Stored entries
>> BEGIN
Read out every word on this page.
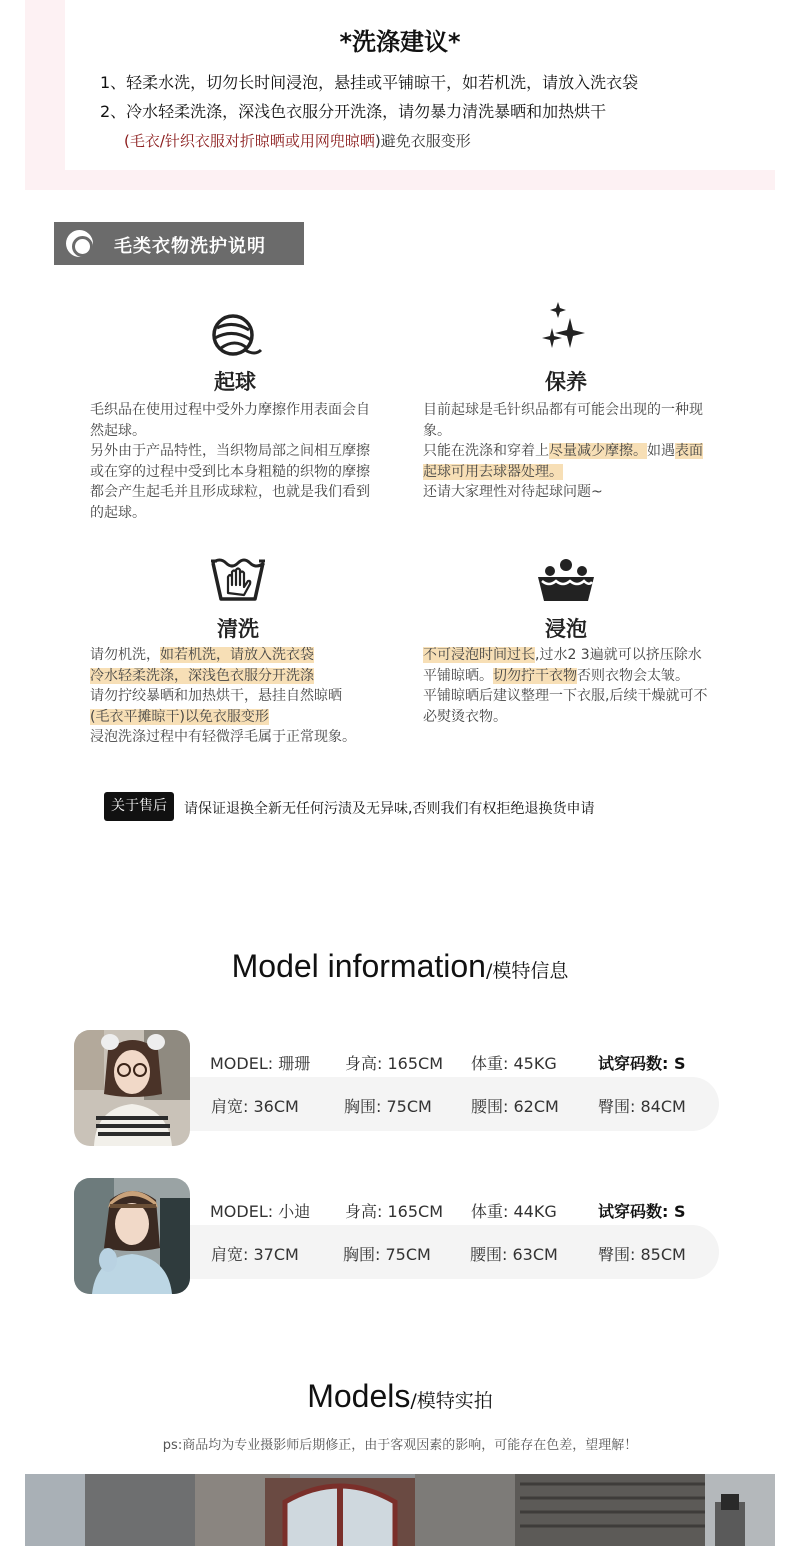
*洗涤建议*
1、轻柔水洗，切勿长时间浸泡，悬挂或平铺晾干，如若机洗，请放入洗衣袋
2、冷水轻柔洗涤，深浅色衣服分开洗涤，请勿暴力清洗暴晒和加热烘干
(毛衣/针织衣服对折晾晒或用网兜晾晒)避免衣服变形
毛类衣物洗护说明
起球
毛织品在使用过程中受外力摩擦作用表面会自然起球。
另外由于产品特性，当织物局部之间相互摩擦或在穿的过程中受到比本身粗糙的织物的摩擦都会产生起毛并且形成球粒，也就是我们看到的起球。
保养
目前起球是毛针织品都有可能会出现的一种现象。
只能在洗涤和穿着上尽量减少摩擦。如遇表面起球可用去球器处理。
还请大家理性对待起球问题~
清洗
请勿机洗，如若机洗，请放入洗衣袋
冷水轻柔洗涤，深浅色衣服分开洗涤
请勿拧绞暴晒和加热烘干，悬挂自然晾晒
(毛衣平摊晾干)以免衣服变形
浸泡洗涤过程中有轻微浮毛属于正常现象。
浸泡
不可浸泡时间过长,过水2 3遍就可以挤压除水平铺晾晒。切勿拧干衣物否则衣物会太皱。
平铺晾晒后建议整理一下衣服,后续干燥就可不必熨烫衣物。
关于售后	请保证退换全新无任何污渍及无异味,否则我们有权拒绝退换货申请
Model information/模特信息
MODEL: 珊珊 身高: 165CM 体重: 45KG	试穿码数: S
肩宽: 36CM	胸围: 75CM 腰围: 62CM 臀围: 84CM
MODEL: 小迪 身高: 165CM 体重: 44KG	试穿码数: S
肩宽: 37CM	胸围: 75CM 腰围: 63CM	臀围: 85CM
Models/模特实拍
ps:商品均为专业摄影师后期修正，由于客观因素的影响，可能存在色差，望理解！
>> END
How many lines in the records above contain the word "请放入洗衣袋"? Give only the number.

2